## start EXERCISE DATA

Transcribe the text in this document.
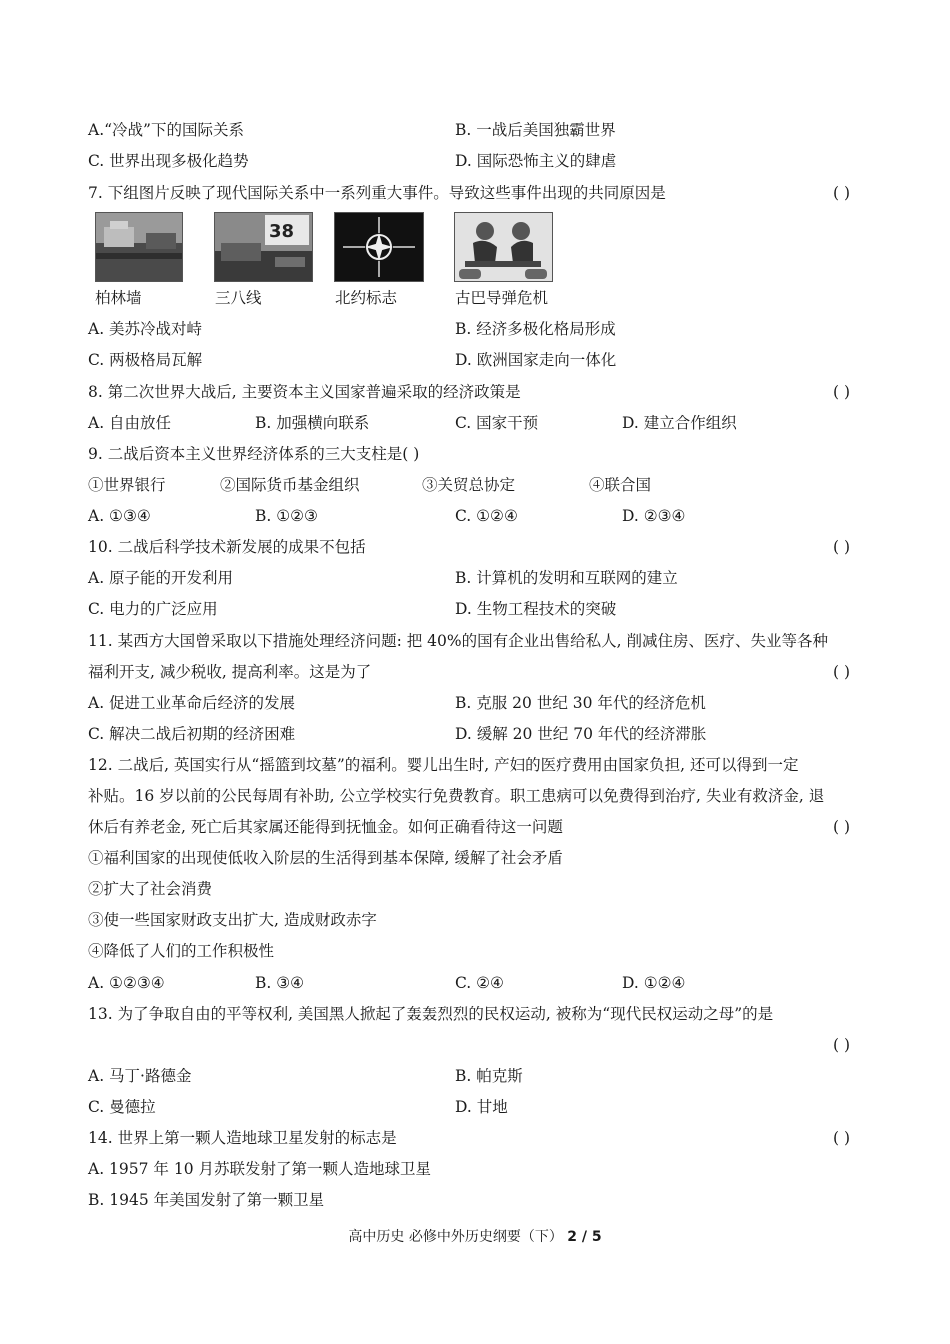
A.“冷战”下的国际关系	B. 一战后美国独霸世界
C. 世界出现多极化趋势	D. 国际恐怖主义的肆虐
7. 下组图片反映了现代国际关系中一系列重大事件。导致这些事件出现的共同原因是	( )
38
柏林墙	三八线	北约标志	古巴导弹危机
A. 美苏冷战对峙	B. 经济多极化格局形成
C. 两极格局瓦解	D. 欧洲国家走向一体化
8. 第二次世界大战后, 主要资本主义国家普遍采取的经济政策是	( )
A. 自由放任	B. 加强横向联系	C. 国家干预	D. 建立合作组织
9. 二战后资本主义世界经济体系的三大支柱是( )
①世界银行	②国际货币基金组织	③关贸总协定	④联合国
A. ①③④	B. ①②③	C. ①②④	D. ②③④
10. 二战后科学技术新发展的成果不包括	( )
A. 原子能的开发利用	B. 计算机的发明和互联网的建立
C. 电力的广泛应用	D. 生物工程技术的突破
11. 某西方大国曾采取以下措施处理经济问题: 把 40%的国有企业出售给私人, 削减住房、医疗、失业等各种
福利开支, 减少税收, 提高利率。这是为了	( )
A. 促进工业革命后经济的发展	B. 克服 20 世纪 30 年代的经济危机
C. 解决二战后初期的经济困难	D. 缓解 20 世纪 70 年代的经济滞胀
12. 二战后, 英国实行从“摇篮到坟墓”的福利。婴儿出生时, 产妇的医疗费用由国家负担, 还可以得到一定
补贴。16 岁以前的公民每周有补助, 公立学校实行免费教育。职工患病可以免费得到治疗, 失业有救济金, 退
休后有养老金, 死亡后其家属还能得到抚恤金。如何正确看待这一问题	( )
①福利国家的出现使低收入阶层的生活得到基本保障, 缓解了社会矛盾
②扩大了社会消费
③使一些国家财政支出扩大, 造成财政赤字
④降低了人们的工作积极性
A. ①②③④	B. ③④	C. ②④	D. ①②④
13. 为了争取自由的平等权利, 美国黑人掀起了轰轰烈烈的民权运动, 被称为“现代民权运动之母”的是
( )
A. 马丁·路德金	B. 帕克斯
C. 曼德拉	D. 甘地
14. 世界上第一颗人造地球卫星发射的标志是	( )
A. 1957 年 10 月苏联发射了第一颗人造地球卫星
B. 1945 年美国发射了第一颗卫星
高中历史 必修中外历史纲要（下） 2 / 5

## end EXERCISE DATA

◆ DIRECTIONS ◆
Exclude every picture and copy the remaining data exactly.

◆ COMPLETED EXERCISE ◆
Transcribe the text in this document.
A.“冷战”下的国际关系	B. 一战后美国独霸世界
C. 世界出现多极化趋势	D. 国际恐怖主义的肆虐
7. 下组图片反映了现代国际关系中一系列重大事件。导致这些事件出现的共同原因是	( )
38
柏林墙	三八线	北约标志	古巴导弹危机
A. 美苏冷战对峙	B. 经济多极化格局形成
C. 两极格局瓦解	D. 欧洲国家走向一体化
8. 第二次世界大战后, 主要资本主义国家普遍采取的经济政策是	( )
A. 自由放任	B. 加强横向联系	C. 国家干预	D. 建立合作组织
9. 二战后资本主义世界经济体系的三大支柱是( )
①世界银行	②国际货币基金组织	③关贸总协定	④联合国
A. ①③④	B. ①②③	C. ①②④	D. ②③④
10. 二战后科学技术新发展的成果不包括	( )
A. 原子能的开发利用	B. 计算机的发明和互联网的建立
C. 电力的广泛应用	D. 生物工程技术的突破
11. 某西方大国曾采取以下措施处理经济问题: 把 40%的国有企业出售给私人, 削减住房、医疗、失业等各种
福利开支, 减少税收, 提高利率。这是为了	( )
A. 促进工业革命后经济的发展	B. 克服 20 世纪 30 年代的经济危机
C. 解决二战后初期的经济困难	D. 缓解 20 世纪 70 年代的经济滞胀
12. 二战后, 英国实行从“摇篮到坟墓”的福利。婴儿出生时, 产妇的医疗费用由国家负担, 还可以得到一定
补贴。16 岁以前的公民每周有补助, 公立学校实行免费教育。职工患病可以免费得到治疗, 失业有救济金, 退
休后有养老金, 死亡后其家属还能得到抚恤金。如何正确看待这一问题	( )
①福利国家的出现使低收入阶层的生活得到基本保障, 缓解了社会矛盾
②扩大了社会消费
③使一些国家财政支出扩大, 造成财政赤字
④降低了人们的工作积极性
A. ①②③④	B. ③④	C. ②④	D. ①②④
13. 为了争取自由的平等权利, 美国黑人掀起了轰轰烈烈的民权运动, 被称为“现代民权运动之母”的是
( )
A. 马丁·路德金	B. 帕克斯
C. 曼德拉	D. 甘地
14. 世界上第一颗人造地球卫星发射的标志是	( )
A. 1957 年 10 月苏联发射了第一颗人造地球卫星
B. 1945 年美国发射了第一颗卫星
高中历史 必修中外历史纲要（下） 2 / 5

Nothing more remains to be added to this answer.